* _Given records_:
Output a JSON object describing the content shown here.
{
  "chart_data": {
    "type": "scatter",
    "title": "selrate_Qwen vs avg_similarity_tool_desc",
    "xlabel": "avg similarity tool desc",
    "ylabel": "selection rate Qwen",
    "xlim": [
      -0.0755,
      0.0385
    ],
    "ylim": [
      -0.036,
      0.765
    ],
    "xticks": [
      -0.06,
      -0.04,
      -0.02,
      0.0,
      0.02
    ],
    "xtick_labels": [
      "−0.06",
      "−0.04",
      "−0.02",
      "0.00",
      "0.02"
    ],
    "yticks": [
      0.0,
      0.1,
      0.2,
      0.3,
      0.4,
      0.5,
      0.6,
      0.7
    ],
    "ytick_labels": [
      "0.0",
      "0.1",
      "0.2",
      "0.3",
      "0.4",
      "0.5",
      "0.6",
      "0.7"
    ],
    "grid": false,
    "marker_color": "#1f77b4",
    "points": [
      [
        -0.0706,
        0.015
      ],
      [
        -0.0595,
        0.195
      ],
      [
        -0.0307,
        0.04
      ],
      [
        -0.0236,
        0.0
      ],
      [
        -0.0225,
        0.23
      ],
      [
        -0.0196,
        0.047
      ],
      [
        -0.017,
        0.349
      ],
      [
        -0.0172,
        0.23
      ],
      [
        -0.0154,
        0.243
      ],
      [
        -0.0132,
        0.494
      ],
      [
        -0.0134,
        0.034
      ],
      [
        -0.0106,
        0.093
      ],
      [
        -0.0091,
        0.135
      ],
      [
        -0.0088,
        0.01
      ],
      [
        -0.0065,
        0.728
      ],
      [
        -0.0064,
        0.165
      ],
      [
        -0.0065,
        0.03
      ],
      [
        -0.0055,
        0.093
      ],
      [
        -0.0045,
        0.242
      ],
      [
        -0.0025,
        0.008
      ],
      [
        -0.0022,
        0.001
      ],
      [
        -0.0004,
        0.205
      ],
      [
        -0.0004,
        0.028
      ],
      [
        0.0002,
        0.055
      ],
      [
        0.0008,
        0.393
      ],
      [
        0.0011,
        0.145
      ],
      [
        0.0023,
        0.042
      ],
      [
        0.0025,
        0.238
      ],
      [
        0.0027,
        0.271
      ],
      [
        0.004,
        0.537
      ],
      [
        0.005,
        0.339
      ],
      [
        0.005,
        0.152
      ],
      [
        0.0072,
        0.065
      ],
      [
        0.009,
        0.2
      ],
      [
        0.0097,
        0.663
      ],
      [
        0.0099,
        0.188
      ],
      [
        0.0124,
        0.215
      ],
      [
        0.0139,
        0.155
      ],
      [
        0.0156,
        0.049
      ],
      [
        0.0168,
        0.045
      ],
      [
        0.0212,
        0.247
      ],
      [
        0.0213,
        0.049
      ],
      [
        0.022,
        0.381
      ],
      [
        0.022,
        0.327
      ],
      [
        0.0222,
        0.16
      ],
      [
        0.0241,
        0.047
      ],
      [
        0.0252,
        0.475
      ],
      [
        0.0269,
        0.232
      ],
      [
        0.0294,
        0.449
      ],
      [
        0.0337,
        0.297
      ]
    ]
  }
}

* _Exercise brief_:
Return all of the entries exactly as they were supplied.

* _Response_:
Output a JSON object describing the content shown here.
{
  "chart_data": {
    "type": "scatter",
    "title": "selrate_Qwen vs avg_similarity_tool_desc",
    "xlabel": "avg similarity tool desc",
    "ylabel": "selection rate Qwen",
    "xlim": [
      -0.0755,
      0.0385
    ],
    "ylim": [
      -0.036,
      0.765
    ],
    "xticks": [
      -0.06,
      -0.04,
      -0.02,
      0.0,
      0.02
    ],
    "xtick_labels": [
      "−0.06",
      "−0.04",
      "−0.02",
      "0.00",
      "0.02"
    ],
    "yticks": [
      0.0,
      0.1,
      0.2,
      0.3,
      0.4,
      0.5,
      0.6,
      0.7
    ],
    "ytick_labels": [
      "0.0",
      "0.1",
      "0.2",
      "0.3",
      "0.4",
      "0.5",
      "0.6",
      "0.7"
    ],
    "grid": false,
    "marker_color": "#1f77b4",
    "points": [
      [
        -0.0706,
        0.015
      ],
      [
        -0.0595,
        0.195
      ],
      [
        -0.0307,
        0.04
      ],
      [
        -0.0236,
        0.0
      ],
      [
        -0.0225,
        0.23
      ],
      [
        -0.0196,
        0.047
      ],
      [
        -0.017,
        0.349
      ],
      [
        -0.0172,
        0.23
      ],
      [
        -0.0154,
        0.243
      ],
      [
        -0.0132,
        0.494
      ],
      [
        -0.0134,
        0.034
      ],
      [
        -0.0106,
        0.093
      ],
      [
        -0.0091,
        0.135
      ],
      [
        -0.0088,
        0.01
      ],
      [
        -0.0065,
        0.728
      ],
      [
        -0.0064,
        0.165
      ],
      [
        -0.0065,
        0.03
      ],
      [
        -0.0055,
        0.093
      ],
      [
        -0.0045,
        0.242
      ],
      [
        -0.0025,
        0.008
      ],
      [
        -0.0022,
        0.001
      ],
      [
        -0.0004,
        0.205
      ],
      [
        -0.0004,
        0.028
      ],
      [
        0.0002,
        0.055
      ],
      [
        0.0008,
        0.393
      ],
      [
        0.0011,
        0.145
      ],
      [
        0.0023,
        0.042
      ],
      [
        0.0025,
        0.238
      ],
      [
        0.0027,
        0.271
      ],
      [
        0.004,
        0.537
      ],
      [
        0.005,
        0.339
      ],
      [
        0.005,
        0.152
      ],
      [
        0.0072,
        0.065
      ],
      [
        0.009,
        0.2
      ],
      [
        0.0097,
        0.663
      ],
      [
        0.0099,
        0.188
      ],
      [
        0.0124,
        0.215
      ],
      [
        0.0139,
        0.155
      ],
      [
        0.0156,
        0.049
      ],
      [
        0.0168,
        0.045
      ],
      [
        0.0212,
        0.247
      ],
      [
        0.0213,
        0.049
      ],
      [
        0.022,
        0.381
      ],
      [
        0.022,
        0.327
      ],
      [
        0.0222,
        0.16
      ],
      [
        0.0241,
        0.047
      ],
      [
        0.0252,
        0.475
      ],
      [
        0.0269,
        0.232
      ],
      [
        0.0294,
        0.449
      ],
      [
        0.0337,
        0.297
      ]
    ]
  }
}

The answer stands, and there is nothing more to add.